What the task requires: From the entries below, copy out all lines holding "Multicellular".

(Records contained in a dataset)
= = =

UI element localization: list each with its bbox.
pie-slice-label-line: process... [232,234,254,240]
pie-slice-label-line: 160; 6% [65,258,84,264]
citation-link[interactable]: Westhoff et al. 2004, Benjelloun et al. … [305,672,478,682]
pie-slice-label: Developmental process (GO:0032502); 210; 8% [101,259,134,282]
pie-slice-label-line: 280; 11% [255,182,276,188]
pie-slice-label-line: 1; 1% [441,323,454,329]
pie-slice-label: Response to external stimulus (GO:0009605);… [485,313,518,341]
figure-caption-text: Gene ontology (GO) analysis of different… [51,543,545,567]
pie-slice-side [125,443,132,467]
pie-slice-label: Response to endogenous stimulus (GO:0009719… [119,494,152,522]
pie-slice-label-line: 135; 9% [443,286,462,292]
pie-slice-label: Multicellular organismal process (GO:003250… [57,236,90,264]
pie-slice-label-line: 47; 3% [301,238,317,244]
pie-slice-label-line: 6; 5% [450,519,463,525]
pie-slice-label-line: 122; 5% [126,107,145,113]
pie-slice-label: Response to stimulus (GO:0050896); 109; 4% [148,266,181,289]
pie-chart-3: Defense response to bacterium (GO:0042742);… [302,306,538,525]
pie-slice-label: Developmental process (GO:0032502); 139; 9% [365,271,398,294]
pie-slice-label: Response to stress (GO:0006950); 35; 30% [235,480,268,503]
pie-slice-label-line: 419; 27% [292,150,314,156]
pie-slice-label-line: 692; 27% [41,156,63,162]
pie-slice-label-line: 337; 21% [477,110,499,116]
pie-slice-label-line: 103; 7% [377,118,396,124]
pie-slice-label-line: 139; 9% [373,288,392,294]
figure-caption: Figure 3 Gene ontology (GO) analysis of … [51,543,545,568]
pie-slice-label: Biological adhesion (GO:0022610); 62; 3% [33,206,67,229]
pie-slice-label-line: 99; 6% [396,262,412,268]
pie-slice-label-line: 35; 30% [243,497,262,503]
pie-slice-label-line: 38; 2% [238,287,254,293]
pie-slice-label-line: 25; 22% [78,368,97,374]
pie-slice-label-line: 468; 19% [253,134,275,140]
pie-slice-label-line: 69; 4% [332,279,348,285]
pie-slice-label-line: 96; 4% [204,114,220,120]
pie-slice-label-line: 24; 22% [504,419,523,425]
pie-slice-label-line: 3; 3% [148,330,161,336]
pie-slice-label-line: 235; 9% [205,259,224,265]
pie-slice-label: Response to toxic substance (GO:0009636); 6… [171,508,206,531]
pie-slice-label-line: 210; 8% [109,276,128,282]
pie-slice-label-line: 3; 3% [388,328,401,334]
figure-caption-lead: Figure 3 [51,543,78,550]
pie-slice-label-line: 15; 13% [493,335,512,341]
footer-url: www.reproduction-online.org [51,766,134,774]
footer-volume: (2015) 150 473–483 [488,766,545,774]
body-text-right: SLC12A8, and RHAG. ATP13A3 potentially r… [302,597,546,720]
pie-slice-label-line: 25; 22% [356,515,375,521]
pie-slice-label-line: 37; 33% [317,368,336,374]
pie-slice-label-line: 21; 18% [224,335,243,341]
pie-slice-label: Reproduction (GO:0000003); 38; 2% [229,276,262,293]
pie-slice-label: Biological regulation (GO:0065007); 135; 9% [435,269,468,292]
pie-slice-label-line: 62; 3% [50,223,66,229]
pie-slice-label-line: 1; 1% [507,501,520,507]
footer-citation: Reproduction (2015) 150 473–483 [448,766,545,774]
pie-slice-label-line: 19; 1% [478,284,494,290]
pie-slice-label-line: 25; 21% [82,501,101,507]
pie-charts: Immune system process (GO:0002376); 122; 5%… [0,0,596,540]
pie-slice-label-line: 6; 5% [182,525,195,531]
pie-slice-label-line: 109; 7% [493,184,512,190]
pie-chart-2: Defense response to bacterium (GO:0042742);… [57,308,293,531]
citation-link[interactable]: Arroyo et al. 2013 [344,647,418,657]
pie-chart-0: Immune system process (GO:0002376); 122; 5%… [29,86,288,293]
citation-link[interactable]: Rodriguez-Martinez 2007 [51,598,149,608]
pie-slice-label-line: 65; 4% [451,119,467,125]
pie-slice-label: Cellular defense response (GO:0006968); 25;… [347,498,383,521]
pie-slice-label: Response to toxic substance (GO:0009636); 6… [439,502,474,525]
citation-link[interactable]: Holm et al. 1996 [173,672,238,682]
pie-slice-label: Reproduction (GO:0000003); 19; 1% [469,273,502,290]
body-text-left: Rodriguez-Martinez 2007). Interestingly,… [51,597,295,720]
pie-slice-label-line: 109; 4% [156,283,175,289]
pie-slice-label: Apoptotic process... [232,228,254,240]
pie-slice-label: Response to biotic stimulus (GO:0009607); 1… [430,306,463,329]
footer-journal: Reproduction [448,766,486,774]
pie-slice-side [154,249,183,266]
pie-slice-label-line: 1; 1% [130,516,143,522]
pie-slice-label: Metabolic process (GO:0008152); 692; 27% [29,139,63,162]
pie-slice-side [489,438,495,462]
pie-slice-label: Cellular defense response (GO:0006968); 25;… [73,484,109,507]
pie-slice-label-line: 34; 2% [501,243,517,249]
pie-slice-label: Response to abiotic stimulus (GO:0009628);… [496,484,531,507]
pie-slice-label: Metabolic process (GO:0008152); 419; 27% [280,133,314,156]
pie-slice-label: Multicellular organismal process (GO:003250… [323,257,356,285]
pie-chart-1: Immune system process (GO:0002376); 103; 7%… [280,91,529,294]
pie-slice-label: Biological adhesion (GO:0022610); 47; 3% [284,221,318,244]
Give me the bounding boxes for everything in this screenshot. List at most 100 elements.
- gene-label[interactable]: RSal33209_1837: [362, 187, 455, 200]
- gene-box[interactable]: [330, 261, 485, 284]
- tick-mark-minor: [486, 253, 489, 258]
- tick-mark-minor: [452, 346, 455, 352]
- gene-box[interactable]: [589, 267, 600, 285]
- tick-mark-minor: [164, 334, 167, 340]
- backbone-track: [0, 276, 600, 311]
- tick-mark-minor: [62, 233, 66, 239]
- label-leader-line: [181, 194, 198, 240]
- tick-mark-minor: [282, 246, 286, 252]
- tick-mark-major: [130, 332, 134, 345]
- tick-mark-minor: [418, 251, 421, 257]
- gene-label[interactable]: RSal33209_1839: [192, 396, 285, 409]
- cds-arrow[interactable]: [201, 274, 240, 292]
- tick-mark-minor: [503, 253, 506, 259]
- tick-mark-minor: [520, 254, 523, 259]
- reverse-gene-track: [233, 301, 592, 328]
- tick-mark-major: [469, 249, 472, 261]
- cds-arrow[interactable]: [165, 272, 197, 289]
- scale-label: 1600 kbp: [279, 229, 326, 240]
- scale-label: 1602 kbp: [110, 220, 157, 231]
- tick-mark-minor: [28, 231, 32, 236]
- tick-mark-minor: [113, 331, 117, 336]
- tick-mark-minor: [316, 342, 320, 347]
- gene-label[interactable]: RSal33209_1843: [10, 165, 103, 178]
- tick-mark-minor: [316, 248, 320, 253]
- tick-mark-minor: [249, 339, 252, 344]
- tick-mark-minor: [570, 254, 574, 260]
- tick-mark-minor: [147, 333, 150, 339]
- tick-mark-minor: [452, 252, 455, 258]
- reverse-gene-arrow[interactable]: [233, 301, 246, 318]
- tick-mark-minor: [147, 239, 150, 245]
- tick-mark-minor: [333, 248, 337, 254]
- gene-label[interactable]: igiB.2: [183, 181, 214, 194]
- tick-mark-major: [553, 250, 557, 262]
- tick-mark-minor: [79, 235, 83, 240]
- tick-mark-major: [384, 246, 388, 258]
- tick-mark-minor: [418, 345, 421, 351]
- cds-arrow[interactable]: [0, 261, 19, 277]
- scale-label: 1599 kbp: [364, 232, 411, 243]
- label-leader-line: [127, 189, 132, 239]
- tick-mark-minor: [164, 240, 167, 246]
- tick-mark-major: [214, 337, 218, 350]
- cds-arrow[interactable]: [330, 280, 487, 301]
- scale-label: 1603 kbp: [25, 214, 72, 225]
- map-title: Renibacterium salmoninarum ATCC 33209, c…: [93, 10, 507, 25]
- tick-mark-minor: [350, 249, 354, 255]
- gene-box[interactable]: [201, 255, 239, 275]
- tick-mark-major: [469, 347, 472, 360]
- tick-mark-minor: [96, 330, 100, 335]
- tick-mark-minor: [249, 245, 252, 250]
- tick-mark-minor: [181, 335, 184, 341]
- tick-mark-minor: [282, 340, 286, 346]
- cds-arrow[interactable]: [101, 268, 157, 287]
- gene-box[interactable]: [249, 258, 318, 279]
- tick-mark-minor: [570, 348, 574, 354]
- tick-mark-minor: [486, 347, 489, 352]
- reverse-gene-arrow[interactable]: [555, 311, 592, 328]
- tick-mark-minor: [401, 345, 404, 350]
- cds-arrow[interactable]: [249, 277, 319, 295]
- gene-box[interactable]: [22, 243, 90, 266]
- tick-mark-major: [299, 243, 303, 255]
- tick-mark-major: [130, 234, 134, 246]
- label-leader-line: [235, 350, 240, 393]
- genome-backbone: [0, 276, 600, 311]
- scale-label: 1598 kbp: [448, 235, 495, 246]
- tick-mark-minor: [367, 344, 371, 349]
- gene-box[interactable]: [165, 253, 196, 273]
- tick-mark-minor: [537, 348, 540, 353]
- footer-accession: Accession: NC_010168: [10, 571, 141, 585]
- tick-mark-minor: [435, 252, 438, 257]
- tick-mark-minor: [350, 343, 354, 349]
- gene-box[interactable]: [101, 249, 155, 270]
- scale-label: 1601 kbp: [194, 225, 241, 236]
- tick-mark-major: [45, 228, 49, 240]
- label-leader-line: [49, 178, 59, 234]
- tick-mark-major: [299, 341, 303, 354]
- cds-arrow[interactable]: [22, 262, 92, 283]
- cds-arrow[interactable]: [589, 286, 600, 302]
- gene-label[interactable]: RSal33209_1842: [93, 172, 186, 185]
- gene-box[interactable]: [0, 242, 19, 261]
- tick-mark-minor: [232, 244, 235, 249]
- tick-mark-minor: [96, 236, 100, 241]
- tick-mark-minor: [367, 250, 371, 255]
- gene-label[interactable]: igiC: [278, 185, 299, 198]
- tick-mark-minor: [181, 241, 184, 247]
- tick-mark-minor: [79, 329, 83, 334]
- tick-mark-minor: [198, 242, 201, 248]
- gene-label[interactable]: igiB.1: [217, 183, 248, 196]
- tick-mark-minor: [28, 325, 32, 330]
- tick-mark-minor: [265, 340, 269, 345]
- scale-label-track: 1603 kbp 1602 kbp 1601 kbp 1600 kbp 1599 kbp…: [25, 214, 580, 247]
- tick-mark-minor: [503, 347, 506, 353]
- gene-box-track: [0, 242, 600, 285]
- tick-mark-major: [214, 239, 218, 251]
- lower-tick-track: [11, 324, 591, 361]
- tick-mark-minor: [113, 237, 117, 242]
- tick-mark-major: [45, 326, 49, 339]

= = =

Expected answer:
pie-slice-label: Multicellular organismal process (GO:003250… [57,236,90,264]
pie-slice-label: Multicellular organismal process (GO:003250… [323,257,356,285]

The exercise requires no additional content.